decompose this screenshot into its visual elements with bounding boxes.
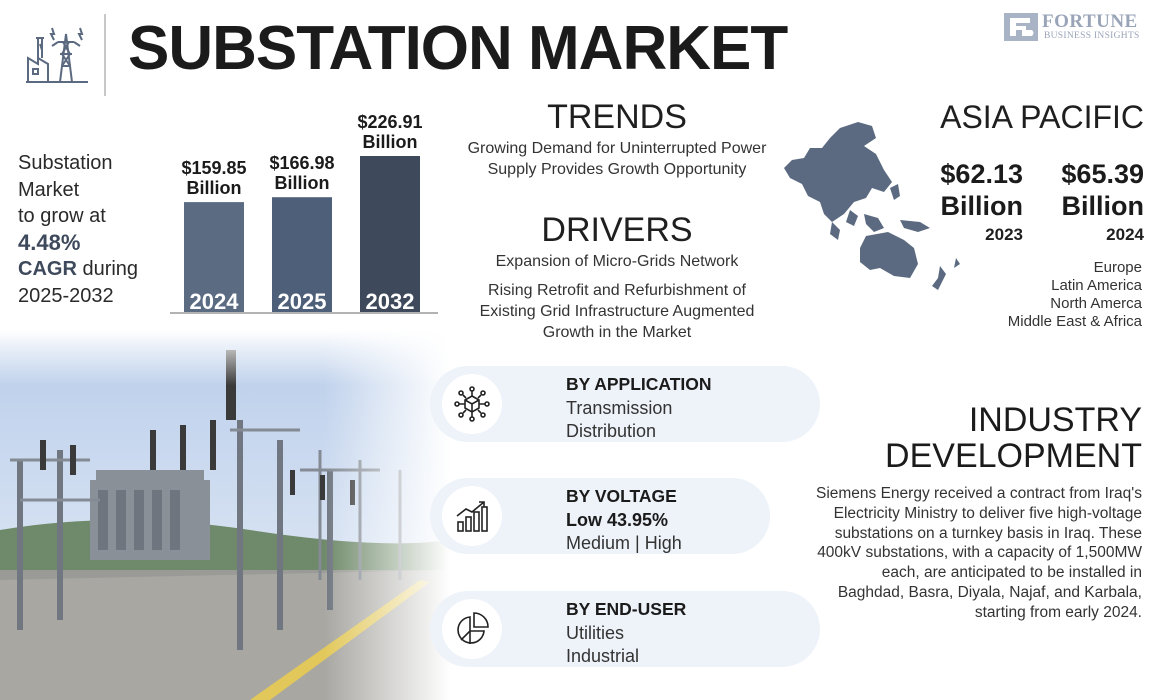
segment-item: Medium | High xyxy=(566,533,682,553)
growth-period: 2025-2032 xyxy=(18,284,114,307)
logo-brand: FORTUNE xyxy=(1042,11,1138,32)
bar-2025 xyxy=(272,197,332,312)
segment-application-card: BY APPLICATION Transmission Distribution xyxy=(430,366,820,442)
segment-title: BY VOLTAGE xyxy=(566,486,677,506)
stat-value: $62.13 xyxy=(940,159,1023,189)
driver-item: Expansion of Micro-Grids Network xyxy=(495,253,739,270)
market-size-bar-chart: 2024$159.85Billion2025$166.98Billion2032… xyxy=(170,112,438,314)
growth-line: to grow at xyxy=(18,205,106,227)
industry-title-line: INDUSTRY xyxy=(968,401,1142,439)
bar-category-label: 2032 xyxy=(366,289,415,314)
bar-category-label: 2025 xyxy=(278,289,327,314)
segment-item: Transmission xyxy=(566,398,673,418)
trends-text: Growing Demand for Uninterrupted Power S… xyxy=(467,140,767,178)
growth-during: during xyxy=(82,258,139,280)
segment-icon-circle xyxy=(442,374,502,434)
page-title: SUBSTATION MARKET xyxy=(128,14,788,83)
bar-value-label: $159.85 xyxy=(181,158,246,178)
bar-value-label: Billion xyxy=(187,178,242,198)
stat-value: $65.39 xyxy=(1061,159,1144,189)
industry-development-text: Siemens Energy received a contract from … xyxy=(815,485,1142,621)
header-divider xyxy=(104,14,106,96)
region-item: Middle East & Africa xyxy=(1007,313,1142,330)
driver-item: Rising Retrofit and Refurbishment of Exi… xyxy=(479,282,755,341)
growth-line: Substation xyxy=(18,152,113,174)
bar-value-label: Billion xyxy=(275,173,330,193)
segment-item: Distribution xyxy=(566,421,657,441)
industry-development-title: INDUSTRY DEVELOPMENT xyxy=(880,402,1142,474)
stat-unit: Billion xyxy=(940,191,1024,221)
bar-value-label: Billion xyxy=(363,132,418,152)
asia-pacific-2023-stat: $62.13 Billion 2023 xyxy=(925,158,1023,246)
bar-2032 xyxy=(360,156,420,312)
stat-year: 2023 xyxy=(985,225,1023,244)
cagr-rate: 4.48% xyxy=(18,229,81,255)
trends-title: TRENDS xyxy=(547,98,687,136)
segment-icon-circle xyxy=(442,486,502,546)
bar-value-label: $226.91 xyxy=(357,112,422,132)
segment-item: Low 43.95% xyxy=(566,510,669,530)
region-item: Europe xyxy=(1093,259,1142,276)
segment-item: Industrial xyxy=(566,646,640,666)
asia-pacific-map xyxy=(784,122,960,290)
asia-pacific-2024-stat: $65.39 Billion 2024 xyxy=(1040,158,1144,246)
other-regions-list: Europe Latin America North Amerca Middle… xyxy=(960,259,1142,331)
network-cube-icon xyxy=(454,386,490,422)
segment-voltage-card: BY VOLTAGE Low 43.95% Medium | High xyxy=(430,478,770,554)
stat-year: 2024 xyxy=(1106,225,1144,244)
logo-subtitle: BUSINESS INSIGHTS xyxy=(1044,31,1140,41)
drivers-title: DRIVERS xyxy=(541,211,693,249)
power-plant-icon xyxy=(24,24,90,84)
bar-2024 xyxy=(184,202,244,312)
growth-line: Market xyxy=(18,178,80,201)
region-title: ASIA PACIFIC xyxy=(940,99,1144,135)
segment-icon-circle xyxy=(442,599,502,659)
cagr-label: CAGR xyxy=(18,258,77,280)
bar-value-label: $166.98 xyxy=(269,153,334,173)
substation-photo xyxy=(0,330,450,700)
segment-title: BY APPLICATION xyxy=(566,374,712,394)
growth-bar-chart-icon xyxy=(456,501,488,532)
segment-title: BY END-USER xyxy=(566,599,687,619)
region-item: North Amerca xyxy=(1050,295,1142,312)
bar-category-label: 2024 xyxy=(190,289,240,314)
fortune-logo-icon xyxy=(1004,13,1038,41)
segment-item: Utilities xyxy=(566,623,625,643)
growth-summary: Substation Market to grow at 4.48% CAGR … xyxy=(18,150,168,309)
industry-title-line: DEVELOPMENT xyxy=(885,437,1142,475)
pie-chart-icon xyxy=(457,612,489,644)
fortune-logo[interactable]: FORTUNE BUSINESS INSIGHTS xyxy=(1004,11,1144,43)
region-item: Latin America xyxy=(1051,277,1142,294)
segment-end-user-card: BY END-USER Utilities Industrial xyxy=(430,591,820,667)
stat-unit: Billion xyxy=(1061,191,1145,221)
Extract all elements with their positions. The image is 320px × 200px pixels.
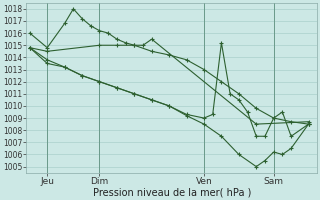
X-axis label: Pression niveau de la mer( hPa ): Pression niveau de la mer( hPa ): [92, 187, 251, 197]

—————

• **Given problem**
Reproduce all of the material above word for word, leaving out the pictures.

• **Solution to this task**
decompose this screenshot into its visual elements with bounding boxes.
segment-item: Medium | High xyxy=(566,533,682,553)
growth-period: 2025-2032 xyxy=(18,284,114,307)
logo-brand: FORTUNE xyxy=(1042,11,1138,32)
bar-2025 xyxy=(272,197,332,312)
segment-application-card: BY APPLICATION Transmission Distribution xyxy=(430,366,820,442)
segment-title: BY VOLTAGE xyxy=(566,486,677,506)
stat-value: $62.13 xyxy=(940,159,1023,189)
driver-item: Expansion of Micro-Grids Network xyxy=(495,253,739,270)
market-size-bar-chart: 2024$159.85Billion2025$166.98Billion2032… xyxy=(170,112,438,314)
growth-line: to grow at xyxy=(18,205,106,227)
industry-title-line: INDUSTRY xyxy=(968,401,1142,439)
bar-category-label: 2032 xyxy=(366,289,415,314)
bar-category-label: 2025 xyxy=(278,289,327,314)
segment-item: Transmission xyxy=(566,398,673,418)
trends-text: Growing Demand for Uninterrupted Power S… xyxy=(467,140,767,178)
growth-during: during xyxy=(82,258,139,280)
segment-icon-circle xyxy=(442,374,502,434)
page-title: SUBSTATION MARKET xyxy=(128,14,788,83)
bar-value-label: $159.85 xyxy=(181,158,246,178)
bar-value-label: Billion xyxy=(187,178,242,198)
stat-value: $65.39 xyxy=(1061,159,1144,189)
industry-development-text: Siemens Energy received a contract from … xyxy=(815,485,1142,621)
header-divider xyxy=(104,14,106,96)
region-item: Middle East & Africa xyxy=(1007,313,1142,330)
driver-item: Rising Retrofit and Refurbishment of Exi… xyxy=(479,282,755,341)
growth-line: Substation xyxy=(18,152,113,174)
bar-value-label: Billion xyxy=(275,173,330,193)
segment-item: Distribution xyxy=(566,421,657,441)
industry-development-title: INDUSTRY DEVELOPMENT xyxy=(880,402,1142,474)
stat-unit: Billion xyxy=(940,191,1024,221)
bar-value-label: Billion xyxy=(363,132,418,152)
asia-pacific-2023-stat: $62.13 Billion 2023 xyxy=(925,158,1023,246)
bar-2032 xyxy=(360,156,420,312)
stat-year: 2023 xyxy=(985,225,1023,244)
cagr-rate: 4.48% xyxy=(18,229,81,255)
trends-title: TRENDS xyxy=(547,98,687,136)
segment-icon-circle xyxy=(442,486,502,546)
bar-value-label: $226.91 xyxy=(357,112,422,132)
segment-item: Low 43.95% xyxy=(566,510,669,530)
region-item: Europe xyxy=(1093,259,1142,276)
segment-item: Industrial xyxy=(566,646,640,666)
asia-pacific-map xyxy=(784,122,960,290)
asia-pacific-2024-stat: $65.39 Billion 2024 xyxy=(1040,158,1144,246)
other-regions-list: Europe Latin America North Amerca Middle… xyxy=(960,259,1142,331)
network-cube-icon xyxy=(454,386,490,422)
segment-voltage-card: BY VOLTAGE Low 43.95% Medium | High xyxy=(430,478,770,554)
stat-year: 2024 xyxy=(1106,225,1144,244)
logo-subtitle: BUSINESS INSIGHTS xyxy=(1044,31,1140,41)
drivers-title: DRIVERS xyxy=(541,211,693,249)
power-plant-icon xyxy=(24,24,90,84)
bar-2024 xyxy=(184,202,244,312)
growth-line: Market xyxy=(18,178,80,201)
region-title: ASIA PACIFIC xyxy=(940,99,1144,135)
segment-icon-circle xyxy=(442,599,502,659)
cagr-label: CAGR xyxy=(18,258,77,280)
bar-value-label: $166.98 xyxy=(269,153,334,173)
substation-photo xyxy=(0,330,450,700)
segment-title: BY APPLICATION xyxy=(566,374,712,394)
growth-bar-chart-icon xyxy=(456,501,488,532)
segment-title: BY END-USER xyxy=(566,599,687,619)
region-item: North Amerca xyxy=(1050,295,1142,312)
bar-category-label: 2024 xyxy=(190,289,240,314)
fortune-logo-icon xyxy=(1004,13,1038,41)
segment-item: Utilities xyxy=(566,623,625,643)
growth-summary: Substation Market to grow at 4.48% CAGR … xyxy=(18,150,168,309)
industry-title-line: DEVELOPMENT xyxy=(885,437,1142,475)
pie-chart-icon xyxy=(457,612,489,644)
fortune-logo[interactable]: FORTUNE BUSINESS INSIGHTS xyxy=(1004,11,1144,43)
region-item: Latin America xyxy=(1051,277,1142,294)
segment-end-user-card: BY END-USER Utilities Industrial xyxy=(430,591,820,667)
stat-unit: Billion xyxy=(1061,191,1145,221)
Extract all elements with their positions. The image is 320px × 200px pixels.
X-axis label: Pression niveau de la mer( hPa ): Pression niveau de la mer( hPa ): [92, 187, 251, 197]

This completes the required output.